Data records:
# # # # # # #

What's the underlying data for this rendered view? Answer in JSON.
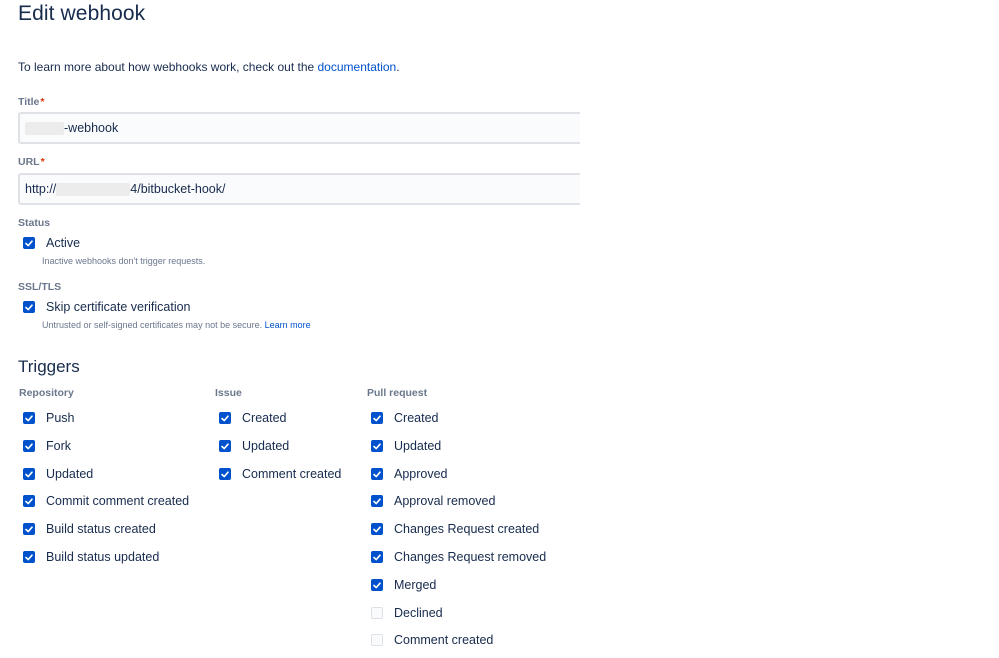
{
  "page": {
    "title": "Edit webhook",
    "intro_text": "To learn more about how webhooks work, check out the ",
    "intro_link": "documentation",
    "intro_end": "."
  },
  "form": {
    "title_label": "Title",
    "title_value": "-webhook",
    "url_label": "URL",
    "url_value_prefix": "http://",
    "url_value_suffix": "4/bitbucket-hook/",
    "required_mark": "*"
  },
  "status": {
    "label": "Status",
    "option_label": "Active",
    "checked": true,
    "helper": "Inactive webhooks don't trigger requests."
  },
  "ssl": {
    "label": "SSL/TLS",
    "option_label": "Skip certificate verification",
    "checked": true,
    "helper": "Untrusted or self-signed certificates may not be secure. ",
    "helper_link": "Learn more"
  },
  "triggers": {
    "heading": "Triggers",
    "repository": {
      "label": "Repository",
      "items": [
        {
          "label": "Push",
          "checked": true
        },
        {
          "label": "Fork",
          "checked": true
        },
        {
          "label": "Updated",
          "checked": true
        },
        {
          "label": "Commit comment created",
          "checked": true
        },
        {
          "label": "Build status created",
          "checked": true
        },
        {
          "label": "Build status updated",
          "checked": true
        }
      ]
    },
    "issue": {
      "label": "Issue",
      "items": [
        {
          "label": "Created",
          "checked": true
        },
        {
          "label": "Updated",
          "checked": true
        },
        {
          "label": "Comment created",
          "checked": true
        }
      ]
    },
    "pull_request": {
      "label": "Pull request",
      "items": [
        {
          "label": "Created",
          "checked": true
        },
        {
          "label": "Updated",
          "checked": true
        },
        {
          "label": "Approved",
          "checked": true
        },
        {
          "label": "Approval removed",
          "checked": true
        },
        {
          "label": "Changes Request created",
          "checked": true
        },
        {
          "label": "Changes Request removed",
          "checked": true
        },
        {
          "label": "Merged",
          "checked": true
        },
        {
          "label": "Declined",
          "checked": false
        },
        {
          "label": "Comment created",
          "checked": false
        }
      ]
    }
  },
  "colors": {
    "accent": "#0052cc",
    "text": "#172b4d",
    "subtle": "#6b778c",
    "required": "#de350b"
  }
}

# # # # # # #

Stated goal:
Extract each line holding the string "webhooks".

Result of the task:
    "intro_text": "To learn more about how webhooks work, check out the ",
    "helper": "Inactive webhooks don't trigger requests."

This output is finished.